__SHORT EXERCISE__
Extract every record, exactly as written, and ignore the pictures.

__INFORMATION PROVIDED__
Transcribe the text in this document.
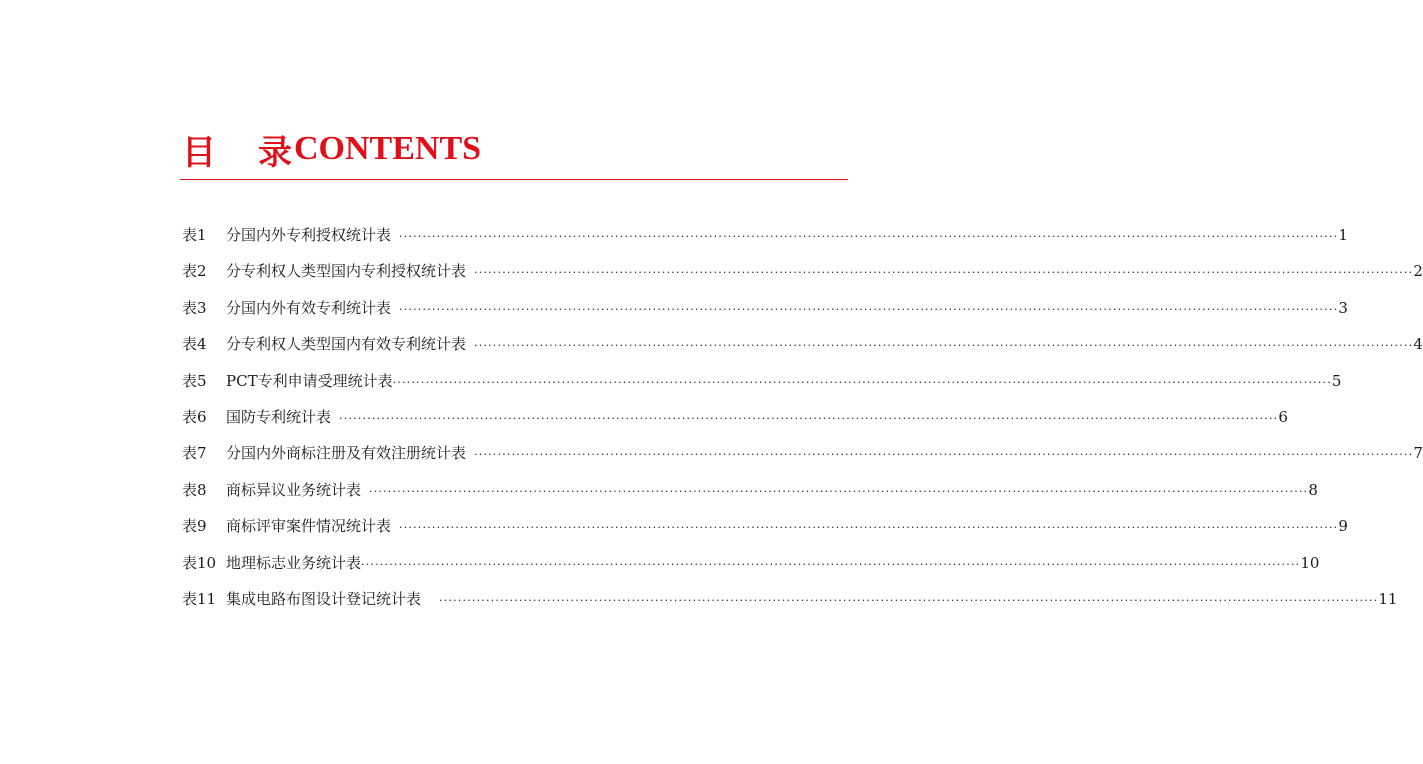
目 录 CONTENTS
表1	分国内外专利授权统计表 ········································································································································································································ 1
表2	分专利权人类型国内专利授权统计表 ········································································································································································································ 2
表3	分国内外有效专利统计表 ········································································································································································································ 3
表4	分专利权人类型国内有效专利统计表 ········································································································································································································ 4
表5	PCT专利申请受理统计表 ········································································································································································································ 5
表6	国防专利统计表 ········································································································································································································ 6
表7	分国内外商标注册及有效注册统计表 ········································································································································································································ 7
表8	商标异议业务统计表 ········································································································································································································ 8
表9	商标评审案件情况统计表 ········································································································································································································ 9
表10 地理标志业务统计表 ········································································································································································································ 10
表11 集成电路布图设计登记统计表 ········································································································································································································ 11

__TASK OUTPUT__
Transcribe the text in this document.
目 录 CONTENTS
表1	分国内外专利授权统计表 ········································································································································································································ 1
表2	分专利权人类型国内专利授权统计表 ········································································································································································································ 2
表3	分国内外有效专利统计表 ········································································································································································································ 3
表4	分专利权人类型国内有效专利统计表 ········································································································································································································ 4
表5	PCT专利申请受理统计表 ········································································································································································································ 5
表6	国防专利统计表 ········································································································································································································ 6
表7	分国内外商标注册及有效注册统计表 ········································································································································································································ 7
表8	商标异议业务统计表 ········································································································································································································ 8
表9	商标评审案件情况统计表 ········································································································································································································ 9
表10 地理标志业务统计表 ········································································································································································································ 10
表11 集成电路布图设计登记统计表 ········································································································································································································ 11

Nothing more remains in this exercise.